» Prompt
Report only the number of lines holding "Happiness".

» Entries with figure data

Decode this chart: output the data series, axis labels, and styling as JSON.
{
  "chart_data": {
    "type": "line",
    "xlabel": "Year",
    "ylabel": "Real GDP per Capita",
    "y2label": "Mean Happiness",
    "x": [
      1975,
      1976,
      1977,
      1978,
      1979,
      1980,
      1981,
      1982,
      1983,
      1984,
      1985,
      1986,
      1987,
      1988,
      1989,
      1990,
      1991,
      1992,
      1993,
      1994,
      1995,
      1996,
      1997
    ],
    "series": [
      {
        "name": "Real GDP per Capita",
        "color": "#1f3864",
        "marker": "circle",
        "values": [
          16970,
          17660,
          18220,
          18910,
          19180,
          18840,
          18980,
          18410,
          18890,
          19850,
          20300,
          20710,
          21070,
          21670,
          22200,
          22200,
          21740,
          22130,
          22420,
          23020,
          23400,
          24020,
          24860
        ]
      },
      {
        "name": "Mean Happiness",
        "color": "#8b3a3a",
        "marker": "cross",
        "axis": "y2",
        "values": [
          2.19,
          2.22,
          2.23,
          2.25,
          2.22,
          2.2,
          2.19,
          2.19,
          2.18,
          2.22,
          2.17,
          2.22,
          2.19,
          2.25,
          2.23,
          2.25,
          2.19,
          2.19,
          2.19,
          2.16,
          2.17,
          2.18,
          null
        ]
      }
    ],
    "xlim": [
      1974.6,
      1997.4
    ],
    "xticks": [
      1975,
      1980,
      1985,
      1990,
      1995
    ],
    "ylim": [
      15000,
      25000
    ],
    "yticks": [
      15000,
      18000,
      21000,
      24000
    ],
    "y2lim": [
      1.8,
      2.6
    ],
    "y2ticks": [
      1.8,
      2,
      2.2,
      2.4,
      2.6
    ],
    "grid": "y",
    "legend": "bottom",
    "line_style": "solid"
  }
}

...

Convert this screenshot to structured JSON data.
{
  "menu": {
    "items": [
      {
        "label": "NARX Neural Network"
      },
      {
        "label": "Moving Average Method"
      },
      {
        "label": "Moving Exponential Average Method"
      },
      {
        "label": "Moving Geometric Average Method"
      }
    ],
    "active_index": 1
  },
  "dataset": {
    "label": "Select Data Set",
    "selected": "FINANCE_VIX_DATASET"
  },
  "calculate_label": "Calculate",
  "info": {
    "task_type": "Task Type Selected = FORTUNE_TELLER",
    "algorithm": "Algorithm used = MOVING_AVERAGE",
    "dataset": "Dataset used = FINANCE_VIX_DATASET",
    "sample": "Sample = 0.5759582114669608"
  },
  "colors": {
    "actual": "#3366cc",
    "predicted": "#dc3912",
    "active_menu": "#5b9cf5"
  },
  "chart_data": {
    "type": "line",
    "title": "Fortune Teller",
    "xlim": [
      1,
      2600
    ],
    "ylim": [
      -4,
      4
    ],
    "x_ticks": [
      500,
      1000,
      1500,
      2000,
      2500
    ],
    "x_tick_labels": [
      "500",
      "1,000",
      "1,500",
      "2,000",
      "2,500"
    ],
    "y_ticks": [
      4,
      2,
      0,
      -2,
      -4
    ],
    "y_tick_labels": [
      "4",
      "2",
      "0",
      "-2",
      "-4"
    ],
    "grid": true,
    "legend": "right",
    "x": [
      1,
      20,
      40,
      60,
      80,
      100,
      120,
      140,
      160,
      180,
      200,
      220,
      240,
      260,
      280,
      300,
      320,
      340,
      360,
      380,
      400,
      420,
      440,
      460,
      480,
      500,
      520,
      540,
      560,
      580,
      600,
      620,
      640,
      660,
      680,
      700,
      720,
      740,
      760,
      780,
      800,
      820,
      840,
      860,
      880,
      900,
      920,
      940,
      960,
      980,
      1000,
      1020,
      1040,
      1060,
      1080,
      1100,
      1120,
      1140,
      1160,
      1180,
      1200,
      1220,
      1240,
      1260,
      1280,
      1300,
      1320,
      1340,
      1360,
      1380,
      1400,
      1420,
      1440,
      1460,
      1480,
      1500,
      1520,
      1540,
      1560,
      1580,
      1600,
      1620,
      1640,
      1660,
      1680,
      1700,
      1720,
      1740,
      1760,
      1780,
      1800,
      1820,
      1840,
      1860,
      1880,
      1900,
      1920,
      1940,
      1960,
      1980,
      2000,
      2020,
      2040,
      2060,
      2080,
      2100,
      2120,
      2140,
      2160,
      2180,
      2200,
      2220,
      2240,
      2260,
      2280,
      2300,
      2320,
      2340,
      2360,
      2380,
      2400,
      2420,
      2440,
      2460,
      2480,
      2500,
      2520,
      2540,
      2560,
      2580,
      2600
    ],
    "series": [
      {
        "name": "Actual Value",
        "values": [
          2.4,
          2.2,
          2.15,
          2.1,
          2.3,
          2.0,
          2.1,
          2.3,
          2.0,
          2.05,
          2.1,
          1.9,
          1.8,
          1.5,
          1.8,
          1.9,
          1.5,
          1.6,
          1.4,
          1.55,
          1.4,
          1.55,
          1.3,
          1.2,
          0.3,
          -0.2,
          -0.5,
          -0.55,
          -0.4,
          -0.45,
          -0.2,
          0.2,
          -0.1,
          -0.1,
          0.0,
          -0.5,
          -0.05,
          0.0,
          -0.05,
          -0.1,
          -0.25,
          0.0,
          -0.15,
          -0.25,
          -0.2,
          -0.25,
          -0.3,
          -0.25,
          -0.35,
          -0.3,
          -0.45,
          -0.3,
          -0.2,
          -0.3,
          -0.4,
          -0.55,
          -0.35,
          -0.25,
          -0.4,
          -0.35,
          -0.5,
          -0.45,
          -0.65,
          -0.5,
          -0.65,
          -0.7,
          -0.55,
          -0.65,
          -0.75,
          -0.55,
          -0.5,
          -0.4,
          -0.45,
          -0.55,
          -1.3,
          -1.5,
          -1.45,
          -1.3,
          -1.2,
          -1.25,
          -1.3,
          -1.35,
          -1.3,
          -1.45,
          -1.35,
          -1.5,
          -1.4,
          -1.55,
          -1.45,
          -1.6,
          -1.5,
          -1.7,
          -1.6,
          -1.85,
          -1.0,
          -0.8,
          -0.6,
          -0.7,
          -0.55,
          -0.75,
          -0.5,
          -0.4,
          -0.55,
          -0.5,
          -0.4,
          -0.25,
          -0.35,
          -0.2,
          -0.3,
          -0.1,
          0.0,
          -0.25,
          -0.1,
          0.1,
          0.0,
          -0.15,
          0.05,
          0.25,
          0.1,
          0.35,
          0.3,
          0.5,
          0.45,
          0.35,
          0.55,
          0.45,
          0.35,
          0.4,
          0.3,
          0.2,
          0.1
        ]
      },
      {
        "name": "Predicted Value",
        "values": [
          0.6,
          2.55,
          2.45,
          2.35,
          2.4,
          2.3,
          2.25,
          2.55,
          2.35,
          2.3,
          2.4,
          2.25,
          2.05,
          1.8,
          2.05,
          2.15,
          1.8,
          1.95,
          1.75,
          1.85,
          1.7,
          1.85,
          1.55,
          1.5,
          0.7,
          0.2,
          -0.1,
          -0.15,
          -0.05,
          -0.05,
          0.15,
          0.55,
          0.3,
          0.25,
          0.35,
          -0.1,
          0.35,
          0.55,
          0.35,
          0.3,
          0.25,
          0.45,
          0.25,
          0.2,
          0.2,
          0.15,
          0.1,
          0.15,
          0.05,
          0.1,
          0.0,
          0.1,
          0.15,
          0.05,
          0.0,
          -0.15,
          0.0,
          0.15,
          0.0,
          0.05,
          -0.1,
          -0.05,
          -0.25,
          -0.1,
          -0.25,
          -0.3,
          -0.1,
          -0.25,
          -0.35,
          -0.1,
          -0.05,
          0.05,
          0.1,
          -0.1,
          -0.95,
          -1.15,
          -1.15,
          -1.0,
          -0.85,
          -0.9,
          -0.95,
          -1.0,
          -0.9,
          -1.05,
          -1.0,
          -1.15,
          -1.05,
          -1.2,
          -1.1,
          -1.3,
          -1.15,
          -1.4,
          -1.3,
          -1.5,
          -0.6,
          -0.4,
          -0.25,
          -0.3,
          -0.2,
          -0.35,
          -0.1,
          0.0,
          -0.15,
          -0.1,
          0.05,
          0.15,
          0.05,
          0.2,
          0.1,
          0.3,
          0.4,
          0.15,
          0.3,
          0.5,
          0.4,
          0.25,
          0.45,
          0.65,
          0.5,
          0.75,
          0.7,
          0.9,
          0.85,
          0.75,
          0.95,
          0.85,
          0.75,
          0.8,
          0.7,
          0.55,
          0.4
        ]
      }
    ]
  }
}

» Solution to this exercise
2